== DOCUMENT PASSAGE ==
STEVE INSKEEP, HOST:

It's MORNING EDITION from NPR News. I'm Steve Inskeep.

RENEE MONTAGNE, HOST:

And I'm Renee Montagne. High-level meetings between the U.S. and China underscore a long-term problem. They have the world's two largest economies. They're likely the two most important nations on earth.

INSKEEP: And neither trusts the other's intentions. Because they must cooperate, Secretary of State John Kerry and Treasury Secretary Jack Lew are in Beijing for talks.

MONTAGNE: But the point of this next story is that words may not ease mistrust. The key is what each side thinks the other is planning. NPR's Anthony Kuhn is watching the U.S.-China meeting in Beijing.

ANTHONY KUHN, BYLINE: In their remarks at the beginning of the meeting, both President Xi Jinping and Secretary of State John Kerry emphasized that conflict between the U.S. and China can and must be prevented. They also suggested that it's less what they say that matters; it's what the other side sees and believes. Here's Xi Jinping.

PRESIDENT XI JINPING: (Chinese spoken).

KUHN: How China and the U.S. judge each other's strategic intentions, he said, will directly affect what kind of policies we choose and what sort of relationship we develop. Secretary Kerry seemed to voice frustration that no matter how many times the U.S. says its intention is not to thwart China's rise, that is still how many people in both countries see it.

== GIVEN DATA ==
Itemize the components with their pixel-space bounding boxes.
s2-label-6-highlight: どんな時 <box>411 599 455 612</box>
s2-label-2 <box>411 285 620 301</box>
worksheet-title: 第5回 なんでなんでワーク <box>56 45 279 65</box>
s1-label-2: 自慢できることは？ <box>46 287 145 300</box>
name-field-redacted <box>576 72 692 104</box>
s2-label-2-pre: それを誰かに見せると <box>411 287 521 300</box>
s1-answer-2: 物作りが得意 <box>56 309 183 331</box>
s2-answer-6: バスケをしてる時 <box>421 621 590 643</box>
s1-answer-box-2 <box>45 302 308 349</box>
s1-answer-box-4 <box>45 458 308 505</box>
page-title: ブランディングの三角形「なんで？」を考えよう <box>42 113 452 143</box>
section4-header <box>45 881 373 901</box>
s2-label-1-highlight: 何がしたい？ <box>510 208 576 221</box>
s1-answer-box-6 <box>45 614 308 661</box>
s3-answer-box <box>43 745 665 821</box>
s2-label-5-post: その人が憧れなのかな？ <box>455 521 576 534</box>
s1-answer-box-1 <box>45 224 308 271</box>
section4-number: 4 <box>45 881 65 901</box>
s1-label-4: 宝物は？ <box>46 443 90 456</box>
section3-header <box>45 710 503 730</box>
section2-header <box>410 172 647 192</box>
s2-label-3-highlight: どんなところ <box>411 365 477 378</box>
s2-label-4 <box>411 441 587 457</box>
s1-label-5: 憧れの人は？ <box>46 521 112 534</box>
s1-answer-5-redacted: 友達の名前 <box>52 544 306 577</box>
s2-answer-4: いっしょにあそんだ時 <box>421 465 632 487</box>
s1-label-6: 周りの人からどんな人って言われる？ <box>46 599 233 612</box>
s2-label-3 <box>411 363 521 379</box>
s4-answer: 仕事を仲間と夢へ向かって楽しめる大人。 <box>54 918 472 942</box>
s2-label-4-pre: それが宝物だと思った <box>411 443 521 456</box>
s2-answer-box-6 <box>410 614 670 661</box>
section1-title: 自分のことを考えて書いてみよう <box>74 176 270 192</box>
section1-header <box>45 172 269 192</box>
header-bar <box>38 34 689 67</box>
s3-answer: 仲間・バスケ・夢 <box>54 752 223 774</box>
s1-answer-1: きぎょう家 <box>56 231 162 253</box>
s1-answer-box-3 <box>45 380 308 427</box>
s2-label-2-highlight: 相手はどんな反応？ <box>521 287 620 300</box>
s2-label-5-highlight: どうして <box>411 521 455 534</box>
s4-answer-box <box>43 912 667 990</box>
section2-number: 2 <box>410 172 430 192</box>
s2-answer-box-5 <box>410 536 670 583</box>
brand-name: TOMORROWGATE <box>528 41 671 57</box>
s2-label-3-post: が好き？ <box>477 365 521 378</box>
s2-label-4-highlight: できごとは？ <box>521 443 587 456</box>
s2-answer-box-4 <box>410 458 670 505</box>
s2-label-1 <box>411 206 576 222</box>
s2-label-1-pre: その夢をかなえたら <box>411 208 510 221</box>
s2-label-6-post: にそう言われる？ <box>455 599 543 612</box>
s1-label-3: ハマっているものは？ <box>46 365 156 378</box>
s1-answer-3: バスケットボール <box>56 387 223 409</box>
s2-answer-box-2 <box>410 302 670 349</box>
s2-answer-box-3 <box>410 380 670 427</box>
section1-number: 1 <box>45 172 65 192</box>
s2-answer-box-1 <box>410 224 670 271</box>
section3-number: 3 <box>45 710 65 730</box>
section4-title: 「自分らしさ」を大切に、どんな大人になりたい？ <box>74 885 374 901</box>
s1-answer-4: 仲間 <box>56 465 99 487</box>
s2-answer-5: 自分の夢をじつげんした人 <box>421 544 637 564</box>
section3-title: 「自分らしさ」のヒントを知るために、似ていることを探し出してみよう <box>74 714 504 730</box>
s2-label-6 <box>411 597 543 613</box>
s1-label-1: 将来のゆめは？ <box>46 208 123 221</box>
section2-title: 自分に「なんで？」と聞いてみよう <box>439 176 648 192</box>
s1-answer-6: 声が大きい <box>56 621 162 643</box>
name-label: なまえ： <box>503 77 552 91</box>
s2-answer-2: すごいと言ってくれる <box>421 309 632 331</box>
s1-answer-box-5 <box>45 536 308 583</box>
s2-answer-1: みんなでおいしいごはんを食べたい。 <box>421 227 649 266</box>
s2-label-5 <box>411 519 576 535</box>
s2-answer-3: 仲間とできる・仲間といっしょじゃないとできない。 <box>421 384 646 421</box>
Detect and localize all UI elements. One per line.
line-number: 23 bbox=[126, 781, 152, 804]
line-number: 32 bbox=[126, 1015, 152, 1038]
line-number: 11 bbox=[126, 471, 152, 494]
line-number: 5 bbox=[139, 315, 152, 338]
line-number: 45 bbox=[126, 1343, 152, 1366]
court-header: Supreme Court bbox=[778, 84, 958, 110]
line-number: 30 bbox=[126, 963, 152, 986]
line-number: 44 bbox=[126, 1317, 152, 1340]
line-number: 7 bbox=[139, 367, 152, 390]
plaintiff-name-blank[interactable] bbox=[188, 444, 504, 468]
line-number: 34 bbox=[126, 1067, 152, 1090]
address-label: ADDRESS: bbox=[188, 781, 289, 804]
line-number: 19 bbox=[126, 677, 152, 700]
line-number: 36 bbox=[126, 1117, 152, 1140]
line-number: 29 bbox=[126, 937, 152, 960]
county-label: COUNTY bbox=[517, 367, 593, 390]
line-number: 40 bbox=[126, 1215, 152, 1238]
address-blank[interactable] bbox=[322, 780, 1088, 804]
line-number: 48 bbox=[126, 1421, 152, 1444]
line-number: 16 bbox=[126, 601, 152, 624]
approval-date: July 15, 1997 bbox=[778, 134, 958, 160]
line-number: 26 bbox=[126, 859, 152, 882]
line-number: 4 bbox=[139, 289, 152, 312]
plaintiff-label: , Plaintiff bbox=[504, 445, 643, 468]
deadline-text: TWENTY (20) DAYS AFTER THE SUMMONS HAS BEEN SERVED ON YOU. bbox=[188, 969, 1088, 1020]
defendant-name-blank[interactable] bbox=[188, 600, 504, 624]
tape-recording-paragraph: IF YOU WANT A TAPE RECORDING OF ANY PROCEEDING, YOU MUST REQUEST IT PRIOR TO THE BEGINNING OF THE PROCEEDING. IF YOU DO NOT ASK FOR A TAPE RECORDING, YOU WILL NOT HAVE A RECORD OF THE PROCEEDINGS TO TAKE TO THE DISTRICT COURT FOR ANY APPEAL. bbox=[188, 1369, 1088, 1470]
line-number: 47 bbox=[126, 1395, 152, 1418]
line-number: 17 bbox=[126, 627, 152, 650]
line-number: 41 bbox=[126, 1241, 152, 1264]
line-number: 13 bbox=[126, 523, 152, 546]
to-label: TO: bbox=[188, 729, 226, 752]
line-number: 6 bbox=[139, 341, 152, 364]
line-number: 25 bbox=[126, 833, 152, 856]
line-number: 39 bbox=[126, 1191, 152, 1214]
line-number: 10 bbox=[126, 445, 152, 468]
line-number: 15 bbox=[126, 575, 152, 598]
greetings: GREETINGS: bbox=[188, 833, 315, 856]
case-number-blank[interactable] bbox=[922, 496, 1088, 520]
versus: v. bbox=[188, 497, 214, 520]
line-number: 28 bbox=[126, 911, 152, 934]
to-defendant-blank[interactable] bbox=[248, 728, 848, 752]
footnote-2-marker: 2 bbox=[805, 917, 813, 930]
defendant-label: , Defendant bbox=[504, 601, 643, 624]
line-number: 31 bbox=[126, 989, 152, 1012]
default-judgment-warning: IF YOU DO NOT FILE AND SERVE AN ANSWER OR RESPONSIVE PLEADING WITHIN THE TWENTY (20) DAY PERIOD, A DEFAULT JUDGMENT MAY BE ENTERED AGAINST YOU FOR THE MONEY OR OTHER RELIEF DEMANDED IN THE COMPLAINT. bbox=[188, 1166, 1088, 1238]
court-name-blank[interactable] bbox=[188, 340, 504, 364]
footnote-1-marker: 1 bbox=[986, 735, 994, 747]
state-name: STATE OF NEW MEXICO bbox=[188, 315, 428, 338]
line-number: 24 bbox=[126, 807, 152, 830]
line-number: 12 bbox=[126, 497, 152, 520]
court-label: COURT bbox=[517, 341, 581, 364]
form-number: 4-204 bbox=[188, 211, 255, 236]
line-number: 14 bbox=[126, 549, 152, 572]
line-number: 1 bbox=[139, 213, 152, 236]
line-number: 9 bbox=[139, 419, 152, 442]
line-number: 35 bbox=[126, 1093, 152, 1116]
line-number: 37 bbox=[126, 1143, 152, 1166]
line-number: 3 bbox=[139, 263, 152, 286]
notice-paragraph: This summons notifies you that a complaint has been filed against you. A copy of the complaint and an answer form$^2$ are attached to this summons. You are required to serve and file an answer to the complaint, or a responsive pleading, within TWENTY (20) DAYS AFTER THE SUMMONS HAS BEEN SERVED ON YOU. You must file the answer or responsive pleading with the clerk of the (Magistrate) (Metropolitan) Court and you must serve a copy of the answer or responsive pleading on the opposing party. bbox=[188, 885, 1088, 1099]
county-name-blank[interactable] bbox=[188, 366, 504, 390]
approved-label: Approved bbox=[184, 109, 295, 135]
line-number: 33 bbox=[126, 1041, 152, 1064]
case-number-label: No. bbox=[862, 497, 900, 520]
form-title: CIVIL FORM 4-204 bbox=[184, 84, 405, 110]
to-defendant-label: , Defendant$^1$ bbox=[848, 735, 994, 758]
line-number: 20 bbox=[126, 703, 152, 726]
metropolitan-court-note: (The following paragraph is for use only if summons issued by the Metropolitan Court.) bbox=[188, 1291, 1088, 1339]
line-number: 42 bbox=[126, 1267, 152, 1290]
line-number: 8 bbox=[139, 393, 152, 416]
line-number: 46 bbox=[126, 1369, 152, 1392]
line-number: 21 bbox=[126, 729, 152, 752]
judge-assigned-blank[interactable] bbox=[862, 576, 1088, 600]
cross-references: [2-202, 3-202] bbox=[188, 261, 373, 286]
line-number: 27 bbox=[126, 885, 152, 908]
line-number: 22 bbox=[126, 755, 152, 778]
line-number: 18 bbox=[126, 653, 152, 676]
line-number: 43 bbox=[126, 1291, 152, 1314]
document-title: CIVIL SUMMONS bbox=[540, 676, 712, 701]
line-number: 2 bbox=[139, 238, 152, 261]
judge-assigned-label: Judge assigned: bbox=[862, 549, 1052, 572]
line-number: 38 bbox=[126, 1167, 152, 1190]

== TASKS AND EXERCISES ==
1 – Reproduce the stretch of the U.S.-China transcript from "It's MORNING EDITION" through "meeting in Beijing.".
2 – Decide whether each statement agrees with the U.S.-China transcript, and answer yes or no with the deciding words quoted from it: (a) John Kerry and Jack Lew are in Beijing for talks. (b) Xi Jinping said that conflict between the U.S. and China cannot be avoided. (c) Anthony Kuhn is reporting on the meeting from Washington.
3 – In the U.S.-China transcript, what does Secretary Kerry say the U.S. intention is not?

== PER-TASK OUTPUTS ==
1 –
It's MORNING EDITION from NPR News. I'm Steve Inskeep.

RENEE MONTAGNE, HOST:

And I'm Renee Montagne. High-level meetings between the U.S. and China underscore a long-term problem. They have the world's two largest economies. They're likely the two most important nations on earth.

INSKEEP: And neither trusts the other's intentions. Because they must cooperate, Secretary of State John Kerry and Treasury Secretary Jack Lew are in Beijing for talks.

MONTAGNE: But the point of this next story is that words may not ease mistrust. The key is what each side thinks the other is planning. NPR's Anthony Kuhn is watching the U.S.-China meeting in Beijing.

2 –
(a) Yes: "Secretary of State John Kerry and Treasury Secretary Jack Lew are in Beijing for talks."
(b) No: "both President Xi Jinping and Secretary of State John Kerry emphasized that conflict between the U.S. and China can and must be prevented."
(c) No: "NPR's Anthony Kuhn is watching the U.S.-China meeting in Beijing."

3 – The U.S. intention is not to thwart China's rise.